Description of the task: Look for the word "document" in the entries below, then copy every line that has it.
--- BEGIN Extracted information ---
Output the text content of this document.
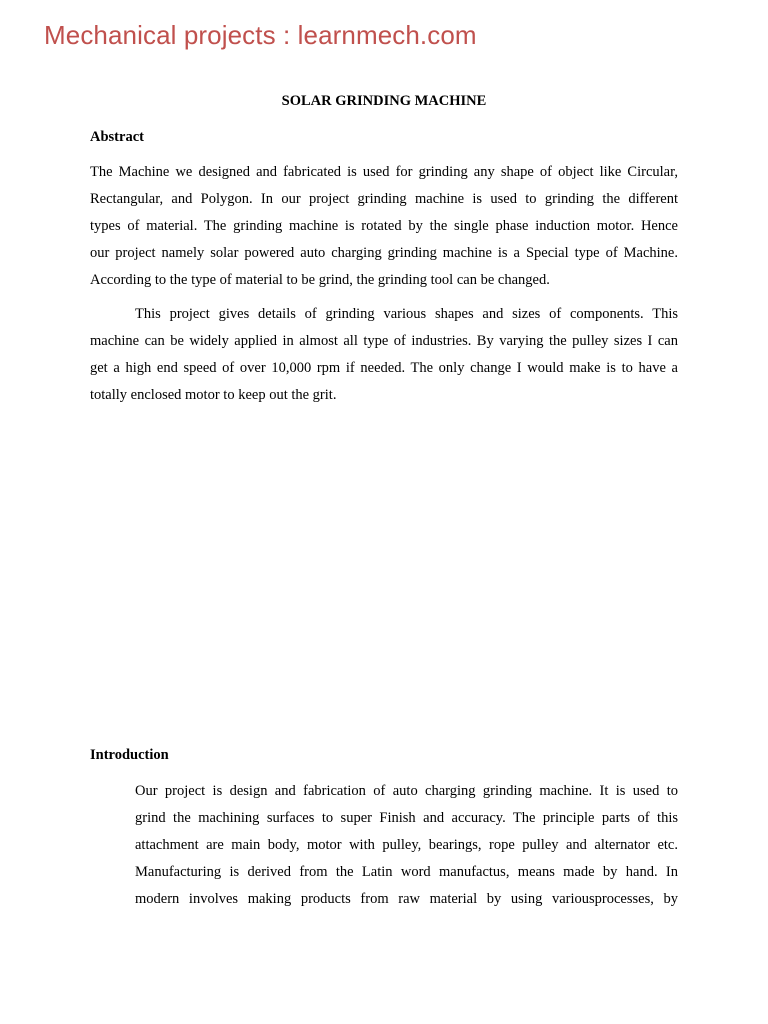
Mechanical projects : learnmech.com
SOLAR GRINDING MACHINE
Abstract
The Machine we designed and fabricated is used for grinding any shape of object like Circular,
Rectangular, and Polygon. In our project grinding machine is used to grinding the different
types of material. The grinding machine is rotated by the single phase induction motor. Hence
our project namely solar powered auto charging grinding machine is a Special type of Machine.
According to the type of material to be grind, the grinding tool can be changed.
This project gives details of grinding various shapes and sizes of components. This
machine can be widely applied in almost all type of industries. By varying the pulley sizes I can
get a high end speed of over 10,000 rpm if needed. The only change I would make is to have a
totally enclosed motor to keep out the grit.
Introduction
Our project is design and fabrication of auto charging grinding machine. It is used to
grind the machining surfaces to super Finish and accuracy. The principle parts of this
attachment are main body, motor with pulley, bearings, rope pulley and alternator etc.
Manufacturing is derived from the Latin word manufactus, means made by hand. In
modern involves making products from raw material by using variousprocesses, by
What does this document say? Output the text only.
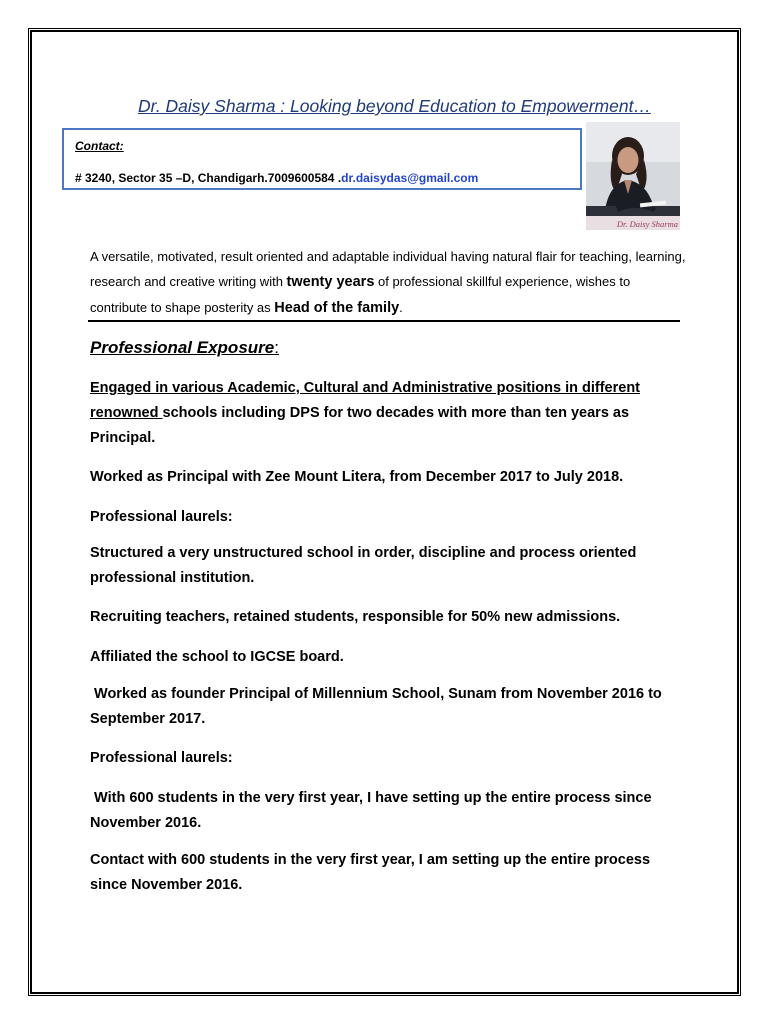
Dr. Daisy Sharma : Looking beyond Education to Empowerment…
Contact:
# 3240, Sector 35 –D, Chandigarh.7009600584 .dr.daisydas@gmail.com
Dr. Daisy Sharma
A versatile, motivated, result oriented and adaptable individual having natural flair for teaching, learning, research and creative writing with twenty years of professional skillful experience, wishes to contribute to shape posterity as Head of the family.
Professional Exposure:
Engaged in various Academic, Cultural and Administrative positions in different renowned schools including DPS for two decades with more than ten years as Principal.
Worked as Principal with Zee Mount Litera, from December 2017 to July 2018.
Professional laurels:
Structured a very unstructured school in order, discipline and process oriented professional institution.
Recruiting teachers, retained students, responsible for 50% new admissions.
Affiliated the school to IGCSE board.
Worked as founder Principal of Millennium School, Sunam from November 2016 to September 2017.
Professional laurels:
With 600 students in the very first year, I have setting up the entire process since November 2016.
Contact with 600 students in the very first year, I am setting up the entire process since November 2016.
--- END Extracted information ---
--- BEGIN Extracted information ---
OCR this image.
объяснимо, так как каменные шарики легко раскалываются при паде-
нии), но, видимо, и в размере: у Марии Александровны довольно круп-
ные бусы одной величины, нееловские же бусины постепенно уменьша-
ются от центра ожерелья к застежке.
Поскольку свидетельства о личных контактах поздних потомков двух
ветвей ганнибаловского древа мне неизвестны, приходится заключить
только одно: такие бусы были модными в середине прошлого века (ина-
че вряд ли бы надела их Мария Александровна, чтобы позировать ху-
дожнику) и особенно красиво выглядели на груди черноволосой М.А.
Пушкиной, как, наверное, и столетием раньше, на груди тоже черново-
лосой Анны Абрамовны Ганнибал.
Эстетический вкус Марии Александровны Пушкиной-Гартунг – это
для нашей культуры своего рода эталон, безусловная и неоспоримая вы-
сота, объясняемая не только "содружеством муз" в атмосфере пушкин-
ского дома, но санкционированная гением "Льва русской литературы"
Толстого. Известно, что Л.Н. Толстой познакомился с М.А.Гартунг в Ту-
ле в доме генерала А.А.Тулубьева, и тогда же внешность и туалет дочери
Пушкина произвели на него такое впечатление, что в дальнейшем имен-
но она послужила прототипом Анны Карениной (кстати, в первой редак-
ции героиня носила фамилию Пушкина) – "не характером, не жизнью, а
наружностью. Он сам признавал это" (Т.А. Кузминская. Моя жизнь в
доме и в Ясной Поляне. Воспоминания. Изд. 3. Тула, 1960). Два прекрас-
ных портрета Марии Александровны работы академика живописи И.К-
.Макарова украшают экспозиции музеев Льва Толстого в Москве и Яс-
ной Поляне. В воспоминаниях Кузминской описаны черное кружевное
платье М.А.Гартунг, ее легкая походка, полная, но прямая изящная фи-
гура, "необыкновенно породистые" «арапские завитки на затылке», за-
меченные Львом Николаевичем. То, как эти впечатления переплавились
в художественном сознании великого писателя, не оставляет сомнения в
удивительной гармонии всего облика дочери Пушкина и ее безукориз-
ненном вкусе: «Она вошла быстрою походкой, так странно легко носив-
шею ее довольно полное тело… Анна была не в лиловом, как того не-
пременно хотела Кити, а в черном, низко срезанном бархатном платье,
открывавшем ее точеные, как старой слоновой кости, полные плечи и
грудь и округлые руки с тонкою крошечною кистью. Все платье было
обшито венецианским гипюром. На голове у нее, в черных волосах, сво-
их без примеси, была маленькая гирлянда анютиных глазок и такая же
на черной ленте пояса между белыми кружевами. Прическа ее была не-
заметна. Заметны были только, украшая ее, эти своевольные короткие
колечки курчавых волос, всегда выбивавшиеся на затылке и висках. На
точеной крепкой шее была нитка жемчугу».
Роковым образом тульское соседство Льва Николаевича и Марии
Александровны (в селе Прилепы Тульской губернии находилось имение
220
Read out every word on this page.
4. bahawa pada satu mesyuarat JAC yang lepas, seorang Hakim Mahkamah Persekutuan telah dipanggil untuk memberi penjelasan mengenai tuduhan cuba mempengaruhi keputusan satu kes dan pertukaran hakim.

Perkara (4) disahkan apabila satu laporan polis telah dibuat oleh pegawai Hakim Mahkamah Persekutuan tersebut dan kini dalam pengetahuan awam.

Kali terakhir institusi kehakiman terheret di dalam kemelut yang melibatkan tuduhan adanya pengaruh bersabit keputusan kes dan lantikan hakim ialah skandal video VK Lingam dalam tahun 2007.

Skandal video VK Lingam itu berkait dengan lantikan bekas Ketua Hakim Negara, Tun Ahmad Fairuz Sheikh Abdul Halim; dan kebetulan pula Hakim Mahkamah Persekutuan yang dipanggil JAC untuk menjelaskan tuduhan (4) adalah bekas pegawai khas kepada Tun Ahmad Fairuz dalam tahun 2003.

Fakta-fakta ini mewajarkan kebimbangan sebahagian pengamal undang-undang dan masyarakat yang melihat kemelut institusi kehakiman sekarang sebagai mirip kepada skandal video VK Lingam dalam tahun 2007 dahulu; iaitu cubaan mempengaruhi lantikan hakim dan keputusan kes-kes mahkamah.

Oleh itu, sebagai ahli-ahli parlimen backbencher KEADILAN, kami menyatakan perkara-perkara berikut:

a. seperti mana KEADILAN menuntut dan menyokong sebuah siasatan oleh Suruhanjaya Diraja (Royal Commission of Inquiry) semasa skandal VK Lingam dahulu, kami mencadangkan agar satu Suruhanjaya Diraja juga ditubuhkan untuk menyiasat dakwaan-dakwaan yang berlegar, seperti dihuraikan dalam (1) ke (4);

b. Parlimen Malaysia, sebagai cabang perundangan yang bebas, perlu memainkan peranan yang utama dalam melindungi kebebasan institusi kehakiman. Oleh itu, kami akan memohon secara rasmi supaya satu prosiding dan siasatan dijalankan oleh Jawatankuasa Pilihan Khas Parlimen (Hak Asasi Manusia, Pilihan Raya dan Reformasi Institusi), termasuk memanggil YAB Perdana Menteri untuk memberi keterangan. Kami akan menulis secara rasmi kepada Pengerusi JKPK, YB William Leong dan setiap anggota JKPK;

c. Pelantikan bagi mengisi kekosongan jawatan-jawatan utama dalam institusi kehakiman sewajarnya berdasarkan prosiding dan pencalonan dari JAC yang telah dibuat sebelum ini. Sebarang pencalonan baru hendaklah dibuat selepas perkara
--- END Extracted information ---
--- BEGIN Extracted information ---
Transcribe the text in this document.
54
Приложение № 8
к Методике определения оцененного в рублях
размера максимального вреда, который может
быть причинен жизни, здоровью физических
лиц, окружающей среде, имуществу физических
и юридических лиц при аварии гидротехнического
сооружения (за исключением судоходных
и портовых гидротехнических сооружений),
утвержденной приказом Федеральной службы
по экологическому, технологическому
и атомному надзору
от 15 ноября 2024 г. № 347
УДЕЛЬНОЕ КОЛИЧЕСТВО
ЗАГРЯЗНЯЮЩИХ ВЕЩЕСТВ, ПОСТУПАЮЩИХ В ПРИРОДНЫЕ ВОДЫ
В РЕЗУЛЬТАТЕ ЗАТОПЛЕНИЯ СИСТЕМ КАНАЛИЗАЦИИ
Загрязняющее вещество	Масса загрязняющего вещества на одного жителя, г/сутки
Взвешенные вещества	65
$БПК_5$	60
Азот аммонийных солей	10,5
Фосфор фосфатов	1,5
--- END Extracted information ---
Solved problem:
Output the text content of this document.
What does this document say? Output the text only.
Transcribe the text in this document.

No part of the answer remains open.